-------- Records provided --------
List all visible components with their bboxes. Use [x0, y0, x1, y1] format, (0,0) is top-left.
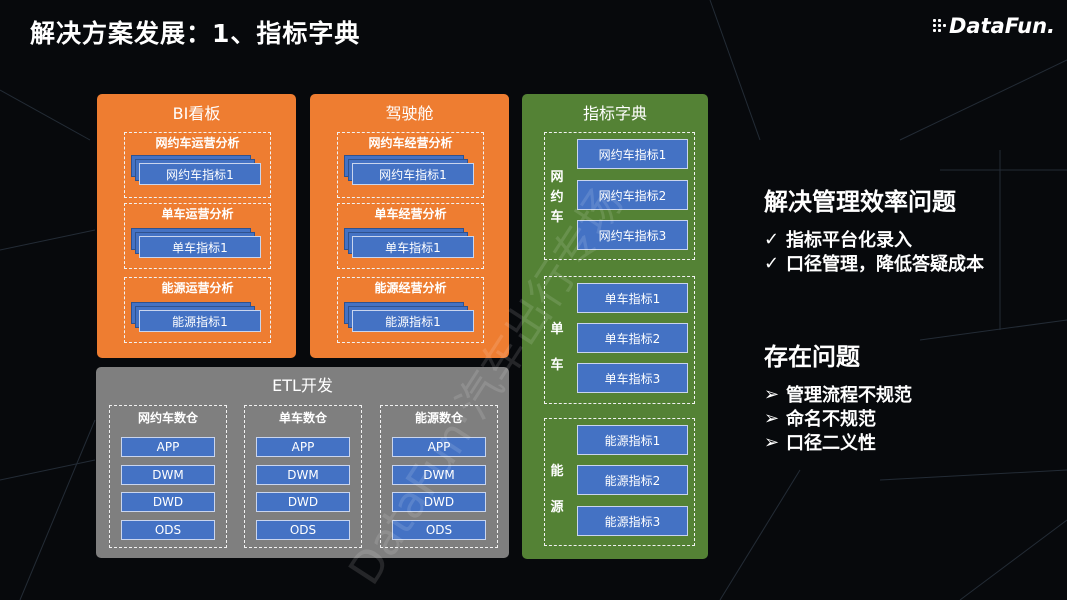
etl-title: ETL开发: [272, 376, 333, 395]
dict-group-energy: 能源 能源指标1 能源指标2 能源指标3: [544, 418, 695, 546]
cockpit-group-energy: 能源经营分析 能源指标1: [337, 277, 484, 343]
warehouse-energy: 能源数仓 APP DWM DWD ODS: [380, 405, 498, 548]
metric-card[interactable]: 能源指标2: [577, 465, 688, 495]
metric-card[interactable]: 能源指标1: [352, 310, 474, 332]
layer-dwd[interactable]: DWD: [392, 492, 486, 512]
layer-dwm[interactable]: DWM: [256, 465, 350, 485]
layer-ods[interactable]: ODS: [256, 520, 350, 540]
group-label: 单车经营分析: [374, 207, 447, 221]
cockpit-group-ride-hailing: 网约车经营分析 网约车指标1: [337, 132, 484, 198]
bi-board-panel: BI看板 网约车运营分析 网约车指标1 单车运营分析 单车指标1 能源运营分析 …: [97, 94, 296, 358]
arrowhead-bullet-icon: ➢: [764, 431, 780, 453]
group-label: 能源运营分析: [161, 281, 234, 295]
group-label: 网约车运营分析: [155, 136, 240, 150]
issue-item: ➢ 命名不规范: [764, 405, 876, 431]
layer-dwd[interactable]: DWD: [121, 492, 215, 512]
slide-title: 解决方案发展：1、指标字典: [30, 19, 361, 48]
metric-card[interactable]: 网约车指标1: [577, 139, 688, 169]
solve-item: ✓ 口径管理，降低答疑成本: [764, 250, 984, 276]
bi-group-energy: 能源运营分析 能源指标1: [124, 277, 271, 343]
layer-dwd[interactable]: DWD: [256, 492, 350, 512]
metric-card[interactable]: 能源指标1: [139, 310, 261, 332]
metric-card[interactable]: 单车指标3: [577, 363, 688, 393]
dictionary-title: 指标字典: [582, 104, 647, 123]
layer-app[interactable]: APP: [121, 437, 215, 457]
issue-item-text: 口径二义性: [786, 433, 876, 454]
etl-panel: ETL开发 网约车数仓 APP DWM DWD ODS 单车数仓 APP DWM…: [96, 367, 509, 558]
warehouse-label: 单车数仓: [278, 411, 327, 425]
solve-item-text: 指标平台化录入: [786, 230, 912, 251]
issue-item: ➢ 管理流程不规范: [764, 381, 912, 407]
layer-ods[interactable]: ODS: [121, 520, 215, 540]
metric-card[interactable]: 能源指标1: [577, 425, 688, 455]
cockpit-title: 驾驶舱: [385, 104, 434, 123]
metric-card[interactable]: 网约车指标1: [352, 163, 474, 185]
metric-card[interactable]: 单车指标1: [577, 283, 688, 313]
cockpit-group-bike: 单车经营分析 单车指标1: [337, 203, 484, 269]
layer-ods[interactable]: ODS: [392, 520, 486, 540]
arrowhead-bullet-icon: ➢: [764, 407, 780, 429]
layer-app[interactable]: APP: [392, 437, 486, 457]
issue-item-text: 管理流程不规范: [786, 385, 912, 406]
check-icon: ✓: [764, 252, 780, 274]
metric-card[interactable]: 单车指标1: [352, 236, 474, 258]
dict-group-label: 能源: [550, 464, 564, 515]
layer-dwm[interactable]: DWM: [392, 465, 486, 485]
metric-card[interactable]: 网约车指标1: [139, 163, 261, 185]
layer-app[interactable]: APP: [256, 437, 350, 457]
metric-card[interactable]: 单车指标1: [139, 236, 261, 258]
solve-heading: 解决管理效率问题: [764, 188, 956, 216]
layer-dwm[interactable]: DWM: [121, 465, 215, 485]
logo-dots-icon: [932, 19, 947, 33]
bi-group-bike: 单车运营分析 单车指标1: [124, 203, 271, 269]
bi-group-ride-hailing: 网约车运营分析 网约车指标1: [124, 132, 271, 198]
bi-board-title: BI看板: [172, 104, 221, 123]
dict-group-label: 单车: [550, 322, 564, 373]
metric-card[interactable]: 单车指标2: [577, 323, 688, 353]
metric-card[interactable]: 网约车指标3: [577, 220, 688, 250]
issue-item-text: 命名不规范: [786, 409, 876, 430]
check-icon: ✓: [764, 228, 780, 250]
dict-group-label: 网约车: [550, 170, 564, 225]
group-label: 网约车经营分析: [368, 136, 453, 150]
arrowhead-bullet-icon: ➢: [764, 383, 780, 405]
warehouse-ride-hailing: 网约车数仓 APP DWM DWD ODS: [109, 405, 227, 548]
metric-card[interactable]: 能源指标3: [577, 506, 688, 536]
solve-item-text: 口径管理，降低答疑成本: [786, 254, 984, 275]
issue-item: ➢ 口径二义性: [764, 429, 876, 455]
solve-item: ✓ 指标平台化录入: [764, 226, 912, 252]
warehouse-label: 网约车数仓: [137, 411, 198, 425]
group-label: 单车运营分析: [161, 207, 234, 221]
logo-text: DataFun.: [948, 14, 1055, 38]
group-label: 能源经营分析: [374, 281, 447, 295]
warehouse-label: 能源数仓: [414, 411, 463, 425]
cockpit-panel: 驾驶舱 网约车经营分析 网约车指标1 单车经营分析 单车指标1 能源经营分析 能…: [310, 94, 509, 358]
dictionary-panel: 指标字典 网约车 网约车指标1 网约车指标2 网约车指标3 单车 单车指标1 单…: [522, 94, 708, 559]
dict-group-ride-hailing: 网约车 网约车指标1 网约车指标2 网约车指标3: [544, 132, 695, 260]
warehouse-bike: 单车数仓 APP DWM DWD ODS: [244, 405, 362, 548]
datafun-logo: DataFun.: [925, 12, 1055, 40]
dict-group-bike: 单车 单车指标1 单车指标2 单车指标3: [544, 276, 695, 404]
metric-card[interactable]: 网约车指标2: [577, 180, 688, 210]
issues-heading: 存在问题: [764, 343, 860, 371]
--------
From the rows above, pick out each line that contains the string "cockpit" and copy those lines in full.

§ **Exercise output**
cockpit-group-energy: 能源经营分析 能源指标1: [337, 277, 484, 343]
cockpit-group-ride-hailing: 网约车经营分析 网约车指标1: [337, 132, 484, 198]
cockpit-title: 驾驶舱: [385, 104, 434, 123]
cockpit-group-bike: 单车经营分析 单车指标1: [337, 203, 484, 269]
cockpit-panel: 驾驶舱 网约车经营分析 网约车指标1 单车经营分析 单车指标1 能源经营分析 能…: [310, 94, 509, 358]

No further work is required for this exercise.